### What to do
Every line below that contains "laga" is to be copied.

--- start of Material for this task ---

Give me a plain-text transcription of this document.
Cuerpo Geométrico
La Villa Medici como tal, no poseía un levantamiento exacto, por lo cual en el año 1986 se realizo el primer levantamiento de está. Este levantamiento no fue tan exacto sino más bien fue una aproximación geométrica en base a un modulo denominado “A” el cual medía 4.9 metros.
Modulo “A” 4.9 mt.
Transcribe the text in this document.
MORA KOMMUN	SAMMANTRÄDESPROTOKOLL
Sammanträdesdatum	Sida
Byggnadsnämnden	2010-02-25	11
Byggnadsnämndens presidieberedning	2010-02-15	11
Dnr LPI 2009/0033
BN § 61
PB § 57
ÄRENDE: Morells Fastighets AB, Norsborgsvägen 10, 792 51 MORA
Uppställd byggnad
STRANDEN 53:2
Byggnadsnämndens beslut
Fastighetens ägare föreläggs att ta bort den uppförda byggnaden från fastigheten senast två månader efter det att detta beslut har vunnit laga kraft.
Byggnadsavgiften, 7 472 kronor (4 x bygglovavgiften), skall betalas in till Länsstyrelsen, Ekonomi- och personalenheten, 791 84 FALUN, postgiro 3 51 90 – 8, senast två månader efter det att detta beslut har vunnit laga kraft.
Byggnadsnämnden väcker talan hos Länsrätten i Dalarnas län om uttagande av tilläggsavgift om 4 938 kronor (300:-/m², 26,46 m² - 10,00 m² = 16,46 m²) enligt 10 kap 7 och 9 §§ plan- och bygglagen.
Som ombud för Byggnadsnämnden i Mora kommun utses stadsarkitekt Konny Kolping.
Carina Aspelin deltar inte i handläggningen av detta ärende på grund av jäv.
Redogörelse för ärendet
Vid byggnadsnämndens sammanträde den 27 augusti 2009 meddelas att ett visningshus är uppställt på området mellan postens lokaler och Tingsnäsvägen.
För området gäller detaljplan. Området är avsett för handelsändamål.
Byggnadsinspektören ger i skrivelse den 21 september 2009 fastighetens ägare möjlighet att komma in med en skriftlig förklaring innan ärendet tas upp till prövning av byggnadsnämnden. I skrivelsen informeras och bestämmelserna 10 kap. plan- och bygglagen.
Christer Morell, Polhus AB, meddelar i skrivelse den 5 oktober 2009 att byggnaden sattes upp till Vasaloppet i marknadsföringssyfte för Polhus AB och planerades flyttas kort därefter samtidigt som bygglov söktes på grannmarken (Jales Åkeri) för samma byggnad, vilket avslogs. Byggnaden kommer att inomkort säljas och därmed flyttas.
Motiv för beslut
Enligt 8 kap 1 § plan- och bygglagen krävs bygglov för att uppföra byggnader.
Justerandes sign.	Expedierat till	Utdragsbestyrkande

--- end of Material for this task ---

### Answer to the task
Fastighetens ägare föreläggs att ta bort den uppförda byggnaden från fastigheten senast två månader efter det att detta beslut har vunnit laga kraft.
Byggnadsavgiften, 7 472 kronor (4 x bygglovavgiften), skall betalas in till Länsstyrelsen, Ekonomi- och personalenheten, 791 84 FALUN, postgiro 3 51 90 – 8, senast två månader efter det att detta beslut har vunnit laga kraft.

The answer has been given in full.